奇祭・今宮神社のやすらい祭2015 [京都府]
2015/04/14
京都の今宮神社の奇祭「やすらい祭2015」に参加してきたので、その様子をレポートしたいと思います。
今宮神社とは?
今宮神社とは、京都市北区紫野に鎮座しており、京都市の北区・上京区において巨大な氏子区域を持ち、祭礼の規模が比較的大きことで知られている神社です。
祭神に大己貴命(オオナムチ)、事代主命(コトシロヌシ)、奇稲田姫命(クシナダヒメ)を祀っており、健康長寿・良縁開運の御神徳があるとされています。
なお、平安遷都以前より、この地には疫神スサノオを祀る社があったとされており、平安遷都後、しばしば疫病や災厄が起こったため、神泉苑、上御霊神社、下御霊神社、八坂神社などで疫病を鎮めるための儀礼である御霊会(ごりょうえ)が営まれました。

要素の境界を示す記録:

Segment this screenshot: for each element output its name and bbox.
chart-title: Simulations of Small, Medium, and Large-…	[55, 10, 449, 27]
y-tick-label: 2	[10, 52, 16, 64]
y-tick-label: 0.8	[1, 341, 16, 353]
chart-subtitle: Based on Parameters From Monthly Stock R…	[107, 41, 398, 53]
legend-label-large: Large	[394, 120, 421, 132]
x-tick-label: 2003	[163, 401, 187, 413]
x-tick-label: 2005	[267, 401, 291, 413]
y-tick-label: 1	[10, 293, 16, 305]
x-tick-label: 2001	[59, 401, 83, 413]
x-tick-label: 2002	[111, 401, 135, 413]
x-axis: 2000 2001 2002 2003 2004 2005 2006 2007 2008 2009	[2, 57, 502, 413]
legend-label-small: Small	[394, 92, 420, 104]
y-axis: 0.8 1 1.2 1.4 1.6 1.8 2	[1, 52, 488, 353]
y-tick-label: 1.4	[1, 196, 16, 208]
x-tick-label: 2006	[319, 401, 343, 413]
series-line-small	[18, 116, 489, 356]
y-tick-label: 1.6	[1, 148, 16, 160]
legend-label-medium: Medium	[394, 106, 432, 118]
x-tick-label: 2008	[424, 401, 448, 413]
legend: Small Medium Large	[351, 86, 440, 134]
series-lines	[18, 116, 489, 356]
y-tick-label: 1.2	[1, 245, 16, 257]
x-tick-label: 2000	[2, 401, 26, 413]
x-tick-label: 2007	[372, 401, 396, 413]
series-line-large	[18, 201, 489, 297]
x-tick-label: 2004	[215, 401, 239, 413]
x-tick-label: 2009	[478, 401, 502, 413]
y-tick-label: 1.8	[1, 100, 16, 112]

▶ [練習のねらい]
今宮神社のやすらい祭の文章を、一字一句変えずに全文返してください。 これらの記録は別の出典から取られたものです。

▶ [問題の解答]
奇祭・今宮神社のやすらい祭2015 [京都府]
2015/04/14
京都の今宮神社の奇祭「やすらい祭2015」に参加してきたので、その様子をレポートしたいと思います。
今宮神社とは?
今宮神社とは、京都市北区紫野に鎮座しており、京都市の北区・上京区において巨大な氏子区域を持ち、祭礼の規模が比較的大きことで知られている神社です。
祭神に大己貴命(オオナムチ)、事代主命(コトシロヌシ)、奇稲田姫命(クシナダヒメ)を祀っており、健康長寿・良縁開運の御神徳があるとされています。
なお、平安遷都以前より、この地には疫神スサノオを祀る社があったとされており、平安遷都後、しばしば疫病や災厄が起こったため、神泉苑、上御霊神社、下御霊神社、八坂神社などで疫病を鎮めるための儀礼である御霊会(ごりょうえ)が営まれました。